- _Exercise prompt_:
Render the entries from the start through the line that contains "settings-label: Settings <box>1532" as a Markdown table, with the row number under "No." and the line itself under "Line". Leave out any blank lines.

◇ ◇ ◇ ◇

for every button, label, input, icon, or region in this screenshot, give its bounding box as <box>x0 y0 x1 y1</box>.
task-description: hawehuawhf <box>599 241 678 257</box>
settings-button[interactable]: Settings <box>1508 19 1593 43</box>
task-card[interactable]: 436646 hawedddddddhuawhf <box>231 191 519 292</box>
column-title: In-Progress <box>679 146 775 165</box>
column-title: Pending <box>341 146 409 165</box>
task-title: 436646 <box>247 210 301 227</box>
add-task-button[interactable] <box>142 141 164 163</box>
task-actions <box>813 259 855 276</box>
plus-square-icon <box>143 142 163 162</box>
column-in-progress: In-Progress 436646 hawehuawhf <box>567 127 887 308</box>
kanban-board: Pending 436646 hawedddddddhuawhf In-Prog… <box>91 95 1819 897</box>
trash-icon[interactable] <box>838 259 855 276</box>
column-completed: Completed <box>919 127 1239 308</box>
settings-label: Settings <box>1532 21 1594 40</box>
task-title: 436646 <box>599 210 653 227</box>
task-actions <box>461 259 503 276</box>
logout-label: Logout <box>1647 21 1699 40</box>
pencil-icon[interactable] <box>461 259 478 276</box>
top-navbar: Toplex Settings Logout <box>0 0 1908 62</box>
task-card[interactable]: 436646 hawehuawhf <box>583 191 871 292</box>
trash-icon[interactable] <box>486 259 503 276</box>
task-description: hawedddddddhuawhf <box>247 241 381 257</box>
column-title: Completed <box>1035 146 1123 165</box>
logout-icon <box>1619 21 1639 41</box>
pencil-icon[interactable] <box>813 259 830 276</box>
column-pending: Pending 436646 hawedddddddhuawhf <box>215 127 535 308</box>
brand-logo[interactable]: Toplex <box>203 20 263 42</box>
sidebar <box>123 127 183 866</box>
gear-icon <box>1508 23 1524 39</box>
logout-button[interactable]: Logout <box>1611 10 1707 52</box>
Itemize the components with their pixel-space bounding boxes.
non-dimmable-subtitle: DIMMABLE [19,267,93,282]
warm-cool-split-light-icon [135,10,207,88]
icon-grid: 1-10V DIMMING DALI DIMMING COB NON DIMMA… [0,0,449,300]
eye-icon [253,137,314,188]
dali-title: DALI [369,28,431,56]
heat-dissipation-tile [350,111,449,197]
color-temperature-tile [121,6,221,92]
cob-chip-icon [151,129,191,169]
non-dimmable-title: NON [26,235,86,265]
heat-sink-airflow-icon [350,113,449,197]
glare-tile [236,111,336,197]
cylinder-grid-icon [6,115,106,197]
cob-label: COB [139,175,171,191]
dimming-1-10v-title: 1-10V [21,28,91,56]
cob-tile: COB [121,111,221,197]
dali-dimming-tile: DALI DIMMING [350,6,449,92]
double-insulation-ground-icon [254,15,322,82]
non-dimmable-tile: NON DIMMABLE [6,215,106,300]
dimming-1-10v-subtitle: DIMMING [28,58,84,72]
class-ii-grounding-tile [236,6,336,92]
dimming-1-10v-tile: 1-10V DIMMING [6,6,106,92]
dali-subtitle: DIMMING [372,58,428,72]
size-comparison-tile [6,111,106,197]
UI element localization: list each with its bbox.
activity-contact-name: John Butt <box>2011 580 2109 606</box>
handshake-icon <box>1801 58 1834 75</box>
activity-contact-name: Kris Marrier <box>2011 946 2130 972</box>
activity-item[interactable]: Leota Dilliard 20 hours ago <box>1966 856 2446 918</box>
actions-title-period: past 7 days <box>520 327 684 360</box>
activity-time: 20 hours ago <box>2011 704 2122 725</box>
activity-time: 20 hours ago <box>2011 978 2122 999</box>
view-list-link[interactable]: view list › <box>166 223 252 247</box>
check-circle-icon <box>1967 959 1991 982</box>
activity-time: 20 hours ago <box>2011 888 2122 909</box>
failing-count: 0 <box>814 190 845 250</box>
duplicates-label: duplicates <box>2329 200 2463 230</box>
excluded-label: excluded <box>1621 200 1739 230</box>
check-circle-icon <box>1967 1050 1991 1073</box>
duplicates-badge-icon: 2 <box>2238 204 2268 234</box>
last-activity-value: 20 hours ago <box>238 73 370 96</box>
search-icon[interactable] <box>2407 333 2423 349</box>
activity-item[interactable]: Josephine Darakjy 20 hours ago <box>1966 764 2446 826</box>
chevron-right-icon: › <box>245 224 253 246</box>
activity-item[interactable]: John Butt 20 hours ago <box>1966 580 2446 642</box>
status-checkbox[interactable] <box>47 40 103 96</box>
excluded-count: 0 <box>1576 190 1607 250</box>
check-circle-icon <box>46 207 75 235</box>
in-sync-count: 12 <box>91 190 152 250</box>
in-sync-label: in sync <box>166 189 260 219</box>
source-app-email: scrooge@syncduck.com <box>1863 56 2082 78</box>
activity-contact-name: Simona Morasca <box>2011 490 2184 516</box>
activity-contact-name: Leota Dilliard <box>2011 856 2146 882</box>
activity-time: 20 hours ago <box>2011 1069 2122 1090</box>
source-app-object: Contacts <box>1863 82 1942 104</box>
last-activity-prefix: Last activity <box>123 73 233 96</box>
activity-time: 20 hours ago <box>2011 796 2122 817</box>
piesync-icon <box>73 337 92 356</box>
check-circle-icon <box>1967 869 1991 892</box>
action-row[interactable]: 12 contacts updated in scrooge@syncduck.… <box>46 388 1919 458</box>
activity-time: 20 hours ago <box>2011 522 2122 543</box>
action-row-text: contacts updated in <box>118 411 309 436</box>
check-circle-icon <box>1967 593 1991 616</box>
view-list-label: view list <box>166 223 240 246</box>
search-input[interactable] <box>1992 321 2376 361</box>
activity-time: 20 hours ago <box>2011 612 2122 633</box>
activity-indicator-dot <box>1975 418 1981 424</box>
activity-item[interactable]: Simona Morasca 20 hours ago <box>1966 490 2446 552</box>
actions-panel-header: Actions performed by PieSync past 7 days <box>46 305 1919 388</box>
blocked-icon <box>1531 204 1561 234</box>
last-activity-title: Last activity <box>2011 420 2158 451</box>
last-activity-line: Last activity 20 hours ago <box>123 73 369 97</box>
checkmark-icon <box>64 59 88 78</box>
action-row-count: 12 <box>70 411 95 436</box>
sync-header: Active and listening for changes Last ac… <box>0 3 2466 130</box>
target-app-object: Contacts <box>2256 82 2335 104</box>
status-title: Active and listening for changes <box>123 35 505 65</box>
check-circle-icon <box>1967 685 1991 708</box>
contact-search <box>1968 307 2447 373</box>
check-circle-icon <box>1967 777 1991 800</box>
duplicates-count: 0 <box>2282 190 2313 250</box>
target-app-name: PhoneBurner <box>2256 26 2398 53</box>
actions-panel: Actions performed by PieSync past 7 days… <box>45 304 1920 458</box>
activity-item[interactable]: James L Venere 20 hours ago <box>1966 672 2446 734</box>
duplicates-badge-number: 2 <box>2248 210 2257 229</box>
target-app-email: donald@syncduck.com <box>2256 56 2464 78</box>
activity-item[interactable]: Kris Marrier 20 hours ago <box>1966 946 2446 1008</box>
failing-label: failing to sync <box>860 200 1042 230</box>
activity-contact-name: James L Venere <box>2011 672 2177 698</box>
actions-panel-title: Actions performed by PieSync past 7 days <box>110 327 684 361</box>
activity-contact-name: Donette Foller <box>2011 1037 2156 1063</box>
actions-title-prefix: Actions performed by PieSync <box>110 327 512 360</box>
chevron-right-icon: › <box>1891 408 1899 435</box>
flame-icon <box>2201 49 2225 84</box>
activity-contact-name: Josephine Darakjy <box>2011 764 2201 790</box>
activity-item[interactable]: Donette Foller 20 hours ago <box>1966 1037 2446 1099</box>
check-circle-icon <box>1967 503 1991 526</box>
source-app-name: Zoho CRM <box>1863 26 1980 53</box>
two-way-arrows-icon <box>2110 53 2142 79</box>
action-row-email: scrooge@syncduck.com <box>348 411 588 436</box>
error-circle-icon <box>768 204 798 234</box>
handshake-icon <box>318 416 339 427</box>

◇ ◇ ◇ ◇

- _Task output_:
| No. | Line |
|---|---|
| 1 | for every button, label, input, icon, or region in this screenshot, give its bounding box as <box>x0 y0 x1 y1</box>. |
| 2 | task-description: hawehuawhf <box>599 241 678 257</box> |
| 3 | settings-button[interactable]: Settings <box>1508 19 1593 43</box> |
| 4 | task-card[interactable]: 436646 hawedddddddhuawhf <box>231 191 519 292</box> |
| 5 | column-title: In-Progress <box>679 146 775 165</box> |
| 6 | column-title: Pending <box>341 146 409 165</box> |
| 7 | task-title: 436646 <box>247 210 301 227</box> |
| 8 | add-task-button[interactable] <box>142 141 164 163</box> |
| 9 | task-actions <box>813 259 855 276</box> |
| 10 | plus-square-icon <box>143 142 163 162</box> |
| 11 | column-in-progress: In-Progress 436646 hawehuawhf <box>567 127 887 308</box> |
| 12 | kanban-board: Pending 436646 hawedddddddhuawhf In-Prog… <box>91 95 1819 897</box> |
| 13 | trash-icon[interactable] <box>838 259 855 276</box> |
| 14 | column-completed: Completed <box>919 127 1239 308</box> |
| 15 | settings-label: Settings <box>1532 21 1594 40</box> |